What is required:
The entries below should be quoted exactly, with no pictures carried over.

Dataset records
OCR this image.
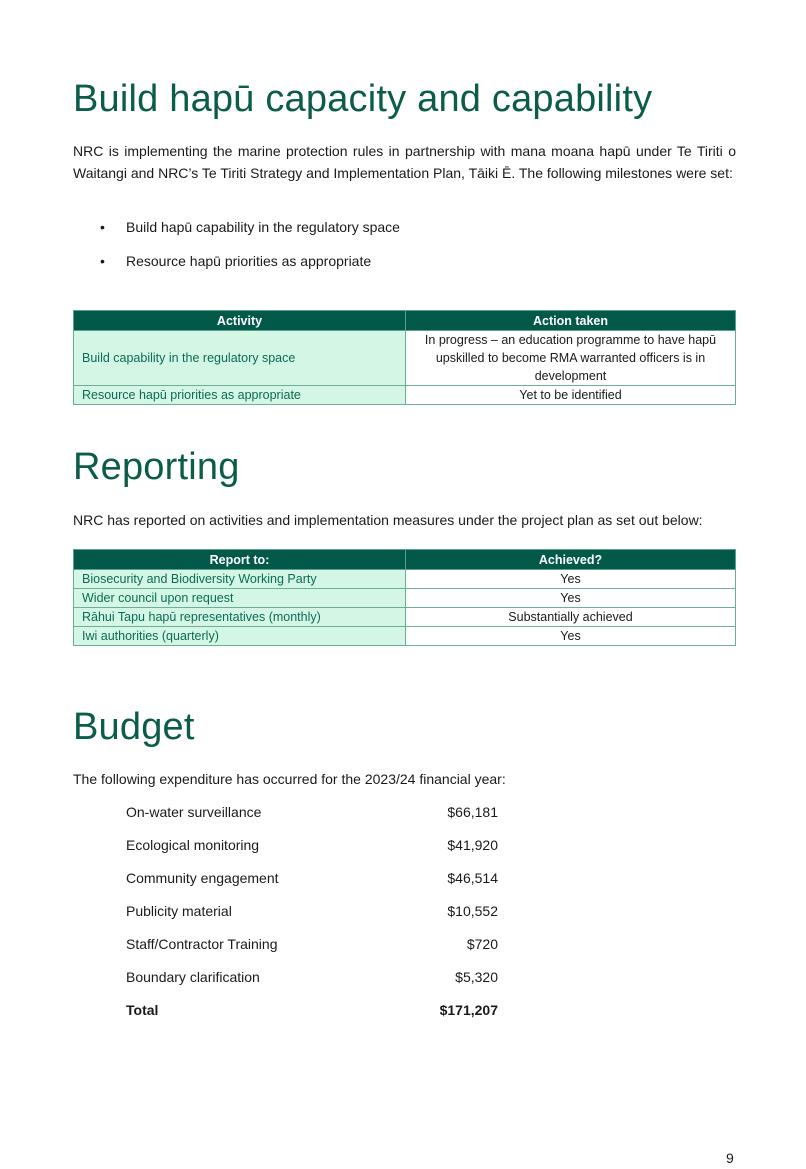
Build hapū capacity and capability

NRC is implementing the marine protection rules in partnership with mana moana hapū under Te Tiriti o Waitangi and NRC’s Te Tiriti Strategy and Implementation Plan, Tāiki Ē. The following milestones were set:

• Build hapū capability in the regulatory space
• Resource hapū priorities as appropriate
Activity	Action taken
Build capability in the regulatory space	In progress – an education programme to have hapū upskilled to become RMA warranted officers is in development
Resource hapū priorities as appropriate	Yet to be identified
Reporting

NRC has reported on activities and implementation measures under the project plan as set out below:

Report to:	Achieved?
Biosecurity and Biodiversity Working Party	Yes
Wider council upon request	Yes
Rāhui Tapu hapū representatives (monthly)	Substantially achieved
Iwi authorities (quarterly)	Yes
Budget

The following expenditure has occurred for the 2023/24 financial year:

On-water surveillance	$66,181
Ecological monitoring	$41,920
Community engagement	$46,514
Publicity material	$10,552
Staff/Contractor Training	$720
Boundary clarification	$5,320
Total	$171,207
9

Written answer:
OCR this image.
Build hapū capacity and capability

NRC is implementing the marine protection rules in partnership with mana moana hapū under Te Tiriti o Waitangi and NRC’s Te Tiriti Strategy and Implementation Plan, Tāiki Ē. The following milestones were set:

• Build hapū capability in the regulatory space
• Resource hapū priorities as appropriate
Activity	Action taken
Build capability in the regulatory space	In progress – an education programme to have hapū upskilled to become RMA warranted officers is in development
Resource hapū priorities as appropriate	Yet to be identified
Reporting

NRC has reported on activities and implementation measures under the project plan as set out below:

Report to:	Achieved?
Biosecurity and Biodiversity Working Party	Yes
Wider council upon request	Yes
Rāhui Tapu hapū representatives (monthly)	Substantially achieved
Iwi authorities (quarterly)	Yes
Budget

The following expenditure has occurred for the 2023/24 financial year:

On-water surveillance	$66,181
Ecological monitoring	$41,920
Community engagement	$46,514
Publicity material	$10,552
Staff/Contractor Training	$720
Boundary clarification	$5,320
Total	$171,207
9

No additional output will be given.